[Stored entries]
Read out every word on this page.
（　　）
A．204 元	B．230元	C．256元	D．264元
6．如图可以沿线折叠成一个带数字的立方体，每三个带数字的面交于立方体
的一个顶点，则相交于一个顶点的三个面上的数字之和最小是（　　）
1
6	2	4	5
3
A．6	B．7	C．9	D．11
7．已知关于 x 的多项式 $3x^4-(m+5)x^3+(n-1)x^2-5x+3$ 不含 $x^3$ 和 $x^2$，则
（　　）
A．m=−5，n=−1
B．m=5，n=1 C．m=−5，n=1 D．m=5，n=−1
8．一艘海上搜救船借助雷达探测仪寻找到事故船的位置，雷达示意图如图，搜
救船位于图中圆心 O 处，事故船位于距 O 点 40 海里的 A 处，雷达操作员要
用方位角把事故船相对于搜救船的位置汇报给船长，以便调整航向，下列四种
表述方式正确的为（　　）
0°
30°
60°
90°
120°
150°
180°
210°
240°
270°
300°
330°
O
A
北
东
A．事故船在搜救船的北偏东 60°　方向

**Instruction:** Return each line of the data exactly as written above.

**Complete answer:**
Read out every word on this page.
（　　）
A．204 元	B．230元	C．256元	D．264元
6．如图可以沿线折叠成一个带数字的立方体，每三个带数字的面交于立方体
的一个顶点，则相交于一个顶点的三个面上的数字之和最小是（　　）
1
6	2	4	5
3
A．6	B．7	C．9	D．11
7．已知关于 x 的多项式 $3x^4-(m+5)x^3+(n-1)x^2-5x+3$ 不含 $x^3$ 和 $x^2$，则
（　　）
A．m=−5，n=−1
B．m=5，n=1 C．m=−5，n=1 D．m=5，n=−1
8．一艘海上搜救船借助雷达探测仪寻找到事故船的位置，雷达示意图如图，搜
救船位于图中圆心 O 处，事故船位于距 O 点 40 海里的 A 处，雷达操作员要
用方位角把事故船相对于搜救船的位置汇报给船长，以便调整航向，下列四种
表述方式正确的为（　　）
0°
30°
60°
90°
120°
150°
180°
210°
240°
270°
300°
330°
O
A
北
东
A．事故船在搜救船的北偏东 60°　方向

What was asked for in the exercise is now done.